▶ **Exercise**
List every line below containing "samodhāneti".
>> START Exercise materials
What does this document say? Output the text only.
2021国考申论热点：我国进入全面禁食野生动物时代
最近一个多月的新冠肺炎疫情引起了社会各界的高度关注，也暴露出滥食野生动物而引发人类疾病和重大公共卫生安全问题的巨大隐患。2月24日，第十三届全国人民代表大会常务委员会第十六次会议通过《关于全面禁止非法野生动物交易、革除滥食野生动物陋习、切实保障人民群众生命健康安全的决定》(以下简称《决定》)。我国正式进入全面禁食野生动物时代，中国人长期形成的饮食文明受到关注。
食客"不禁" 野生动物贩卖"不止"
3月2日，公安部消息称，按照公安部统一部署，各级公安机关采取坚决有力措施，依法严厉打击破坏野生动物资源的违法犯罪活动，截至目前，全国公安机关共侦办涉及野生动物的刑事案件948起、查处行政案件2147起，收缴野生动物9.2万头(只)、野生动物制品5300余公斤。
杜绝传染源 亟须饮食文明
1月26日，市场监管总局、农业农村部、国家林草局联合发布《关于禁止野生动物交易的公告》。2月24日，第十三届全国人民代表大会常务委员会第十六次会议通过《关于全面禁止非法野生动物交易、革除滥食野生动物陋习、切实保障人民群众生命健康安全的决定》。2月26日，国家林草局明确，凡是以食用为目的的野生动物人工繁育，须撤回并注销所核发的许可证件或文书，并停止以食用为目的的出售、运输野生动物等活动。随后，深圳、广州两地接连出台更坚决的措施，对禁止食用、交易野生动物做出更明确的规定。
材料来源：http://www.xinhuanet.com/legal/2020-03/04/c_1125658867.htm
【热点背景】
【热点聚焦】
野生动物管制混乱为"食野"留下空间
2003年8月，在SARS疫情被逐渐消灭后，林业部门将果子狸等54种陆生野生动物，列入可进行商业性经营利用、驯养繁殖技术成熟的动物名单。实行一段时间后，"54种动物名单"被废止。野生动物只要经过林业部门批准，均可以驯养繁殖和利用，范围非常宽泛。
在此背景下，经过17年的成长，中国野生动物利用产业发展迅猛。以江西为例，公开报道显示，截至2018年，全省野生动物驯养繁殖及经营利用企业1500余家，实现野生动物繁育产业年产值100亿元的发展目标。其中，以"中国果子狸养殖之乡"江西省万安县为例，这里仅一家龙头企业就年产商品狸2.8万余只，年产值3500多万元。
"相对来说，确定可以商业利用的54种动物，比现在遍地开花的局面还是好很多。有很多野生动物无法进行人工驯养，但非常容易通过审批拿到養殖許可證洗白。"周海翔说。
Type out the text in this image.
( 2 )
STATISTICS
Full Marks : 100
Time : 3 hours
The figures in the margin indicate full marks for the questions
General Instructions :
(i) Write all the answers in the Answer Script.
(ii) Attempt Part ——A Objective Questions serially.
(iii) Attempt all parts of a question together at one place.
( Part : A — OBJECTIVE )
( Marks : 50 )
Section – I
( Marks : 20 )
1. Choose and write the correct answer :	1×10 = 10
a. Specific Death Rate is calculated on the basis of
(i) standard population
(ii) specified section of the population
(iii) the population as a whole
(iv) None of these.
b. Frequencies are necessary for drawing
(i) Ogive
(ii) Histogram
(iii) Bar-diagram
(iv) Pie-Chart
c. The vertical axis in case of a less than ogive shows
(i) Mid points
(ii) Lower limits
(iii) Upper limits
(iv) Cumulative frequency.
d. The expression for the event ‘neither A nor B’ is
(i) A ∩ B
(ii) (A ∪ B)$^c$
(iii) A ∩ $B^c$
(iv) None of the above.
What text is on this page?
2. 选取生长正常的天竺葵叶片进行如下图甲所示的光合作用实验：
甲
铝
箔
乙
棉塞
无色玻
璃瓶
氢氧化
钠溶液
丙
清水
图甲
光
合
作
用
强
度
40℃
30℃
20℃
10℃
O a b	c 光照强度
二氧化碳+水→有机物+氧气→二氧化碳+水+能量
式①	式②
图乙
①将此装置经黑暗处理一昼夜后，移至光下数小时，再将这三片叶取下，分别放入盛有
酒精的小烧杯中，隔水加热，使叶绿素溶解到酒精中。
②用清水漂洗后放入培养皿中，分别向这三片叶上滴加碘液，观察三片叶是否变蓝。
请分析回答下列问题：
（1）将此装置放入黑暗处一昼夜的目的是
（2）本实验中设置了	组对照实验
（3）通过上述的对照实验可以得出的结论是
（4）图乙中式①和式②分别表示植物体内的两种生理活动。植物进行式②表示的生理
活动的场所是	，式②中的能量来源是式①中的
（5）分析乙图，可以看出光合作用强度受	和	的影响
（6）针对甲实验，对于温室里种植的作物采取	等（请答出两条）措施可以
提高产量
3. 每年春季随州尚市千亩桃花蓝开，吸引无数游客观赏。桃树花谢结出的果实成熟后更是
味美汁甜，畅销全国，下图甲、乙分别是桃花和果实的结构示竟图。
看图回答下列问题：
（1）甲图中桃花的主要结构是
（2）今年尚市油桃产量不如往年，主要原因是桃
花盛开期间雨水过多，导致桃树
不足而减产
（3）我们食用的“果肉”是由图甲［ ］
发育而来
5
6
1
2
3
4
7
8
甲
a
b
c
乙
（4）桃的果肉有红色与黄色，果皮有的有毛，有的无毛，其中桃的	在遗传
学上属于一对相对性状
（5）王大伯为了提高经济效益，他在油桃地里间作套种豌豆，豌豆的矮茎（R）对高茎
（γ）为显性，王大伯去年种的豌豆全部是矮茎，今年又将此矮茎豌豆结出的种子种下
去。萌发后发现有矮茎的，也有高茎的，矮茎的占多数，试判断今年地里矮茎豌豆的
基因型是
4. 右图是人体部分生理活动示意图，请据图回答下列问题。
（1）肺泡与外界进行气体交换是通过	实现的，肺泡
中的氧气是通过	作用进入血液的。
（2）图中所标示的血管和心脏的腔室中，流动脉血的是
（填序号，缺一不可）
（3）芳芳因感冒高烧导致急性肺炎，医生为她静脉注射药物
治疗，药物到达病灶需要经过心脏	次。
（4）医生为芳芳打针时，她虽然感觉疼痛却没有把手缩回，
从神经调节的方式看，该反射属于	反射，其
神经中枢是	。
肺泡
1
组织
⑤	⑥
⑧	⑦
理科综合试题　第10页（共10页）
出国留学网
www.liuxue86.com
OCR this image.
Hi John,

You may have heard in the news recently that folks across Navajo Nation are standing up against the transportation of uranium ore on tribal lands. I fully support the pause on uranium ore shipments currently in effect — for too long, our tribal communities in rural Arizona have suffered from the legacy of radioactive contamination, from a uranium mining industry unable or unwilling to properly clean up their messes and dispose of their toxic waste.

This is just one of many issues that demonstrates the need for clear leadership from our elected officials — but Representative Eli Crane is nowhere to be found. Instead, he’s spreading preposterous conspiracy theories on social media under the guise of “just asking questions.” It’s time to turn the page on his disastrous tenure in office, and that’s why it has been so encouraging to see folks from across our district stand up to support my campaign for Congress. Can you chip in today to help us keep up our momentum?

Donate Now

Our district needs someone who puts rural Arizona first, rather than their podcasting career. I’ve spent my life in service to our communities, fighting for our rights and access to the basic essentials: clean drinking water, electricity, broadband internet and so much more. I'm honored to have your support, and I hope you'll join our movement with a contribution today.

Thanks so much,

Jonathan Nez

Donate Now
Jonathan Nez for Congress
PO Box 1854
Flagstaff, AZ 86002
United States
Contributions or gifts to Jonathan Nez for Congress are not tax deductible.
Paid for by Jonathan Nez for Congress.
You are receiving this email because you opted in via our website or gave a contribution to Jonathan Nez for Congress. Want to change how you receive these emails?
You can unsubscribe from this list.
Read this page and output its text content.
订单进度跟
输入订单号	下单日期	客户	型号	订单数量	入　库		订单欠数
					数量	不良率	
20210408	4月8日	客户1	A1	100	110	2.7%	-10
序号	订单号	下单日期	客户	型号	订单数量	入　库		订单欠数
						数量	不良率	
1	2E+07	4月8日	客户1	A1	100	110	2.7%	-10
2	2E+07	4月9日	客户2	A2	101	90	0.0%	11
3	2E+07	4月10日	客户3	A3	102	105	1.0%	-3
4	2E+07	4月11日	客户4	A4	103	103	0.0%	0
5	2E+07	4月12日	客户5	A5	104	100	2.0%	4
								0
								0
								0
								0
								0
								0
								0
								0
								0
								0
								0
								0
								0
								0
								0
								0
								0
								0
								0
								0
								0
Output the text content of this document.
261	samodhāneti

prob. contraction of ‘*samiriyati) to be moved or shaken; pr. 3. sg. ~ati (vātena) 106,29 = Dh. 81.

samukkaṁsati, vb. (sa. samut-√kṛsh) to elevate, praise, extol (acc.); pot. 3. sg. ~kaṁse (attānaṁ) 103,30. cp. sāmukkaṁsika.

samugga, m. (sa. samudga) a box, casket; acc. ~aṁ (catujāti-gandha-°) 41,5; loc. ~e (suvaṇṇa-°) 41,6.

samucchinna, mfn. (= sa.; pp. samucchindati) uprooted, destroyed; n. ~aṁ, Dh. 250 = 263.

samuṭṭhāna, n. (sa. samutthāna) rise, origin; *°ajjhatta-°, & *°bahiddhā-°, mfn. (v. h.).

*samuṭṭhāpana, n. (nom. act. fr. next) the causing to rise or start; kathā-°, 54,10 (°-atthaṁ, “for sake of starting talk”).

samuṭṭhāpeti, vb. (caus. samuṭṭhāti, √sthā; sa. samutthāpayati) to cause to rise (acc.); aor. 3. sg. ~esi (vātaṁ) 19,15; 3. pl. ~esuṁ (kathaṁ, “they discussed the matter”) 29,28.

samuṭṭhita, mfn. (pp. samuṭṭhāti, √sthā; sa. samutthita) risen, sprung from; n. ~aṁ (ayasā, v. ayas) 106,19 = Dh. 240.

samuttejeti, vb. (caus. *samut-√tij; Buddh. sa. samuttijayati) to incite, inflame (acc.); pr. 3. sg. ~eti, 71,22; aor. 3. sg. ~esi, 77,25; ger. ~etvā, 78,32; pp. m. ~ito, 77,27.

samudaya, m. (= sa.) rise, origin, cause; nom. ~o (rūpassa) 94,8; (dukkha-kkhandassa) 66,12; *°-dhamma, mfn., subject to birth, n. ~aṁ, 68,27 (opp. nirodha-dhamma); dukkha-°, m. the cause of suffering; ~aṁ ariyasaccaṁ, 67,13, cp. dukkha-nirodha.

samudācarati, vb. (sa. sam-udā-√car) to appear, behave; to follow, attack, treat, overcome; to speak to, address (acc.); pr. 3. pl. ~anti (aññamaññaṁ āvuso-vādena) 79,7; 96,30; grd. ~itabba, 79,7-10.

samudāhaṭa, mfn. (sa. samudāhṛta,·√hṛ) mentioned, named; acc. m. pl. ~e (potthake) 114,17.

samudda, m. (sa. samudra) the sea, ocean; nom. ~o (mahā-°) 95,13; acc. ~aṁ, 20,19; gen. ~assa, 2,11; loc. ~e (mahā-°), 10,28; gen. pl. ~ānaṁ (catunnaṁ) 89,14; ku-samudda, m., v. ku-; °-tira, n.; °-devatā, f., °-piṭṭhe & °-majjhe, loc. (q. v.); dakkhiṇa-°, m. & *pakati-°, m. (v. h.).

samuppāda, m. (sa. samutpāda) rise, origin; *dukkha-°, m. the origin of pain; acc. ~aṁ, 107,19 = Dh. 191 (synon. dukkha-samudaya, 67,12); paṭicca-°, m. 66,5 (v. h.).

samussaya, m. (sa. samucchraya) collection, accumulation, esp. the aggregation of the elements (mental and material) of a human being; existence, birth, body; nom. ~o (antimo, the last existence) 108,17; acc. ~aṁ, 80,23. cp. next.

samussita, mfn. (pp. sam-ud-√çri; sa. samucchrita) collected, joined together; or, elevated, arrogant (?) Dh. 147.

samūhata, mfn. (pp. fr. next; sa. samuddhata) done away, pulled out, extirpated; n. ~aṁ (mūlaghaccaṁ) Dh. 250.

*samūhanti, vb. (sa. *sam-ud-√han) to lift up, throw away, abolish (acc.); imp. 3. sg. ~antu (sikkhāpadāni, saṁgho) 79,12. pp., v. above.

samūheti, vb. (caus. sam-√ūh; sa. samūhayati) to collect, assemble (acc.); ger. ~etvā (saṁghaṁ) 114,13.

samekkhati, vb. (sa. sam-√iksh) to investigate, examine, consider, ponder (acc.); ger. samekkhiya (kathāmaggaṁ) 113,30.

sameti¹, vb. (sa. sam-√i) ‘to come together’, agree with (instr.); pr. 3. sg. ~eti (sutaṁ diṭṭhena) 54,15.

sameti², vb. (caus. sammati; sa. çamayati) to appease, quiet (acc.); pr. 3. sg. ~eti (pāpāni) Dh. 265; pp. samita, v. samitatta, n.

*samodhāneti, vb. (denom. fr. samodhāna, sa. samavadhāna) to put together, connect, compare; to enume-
>> END Exercise materials
▶ **Response to this task**
261	samodhāneti
*samodhāneti, vb. (denom. fr. samodhāna, sa. samavadhāna) to put together, connect, compare; to enume-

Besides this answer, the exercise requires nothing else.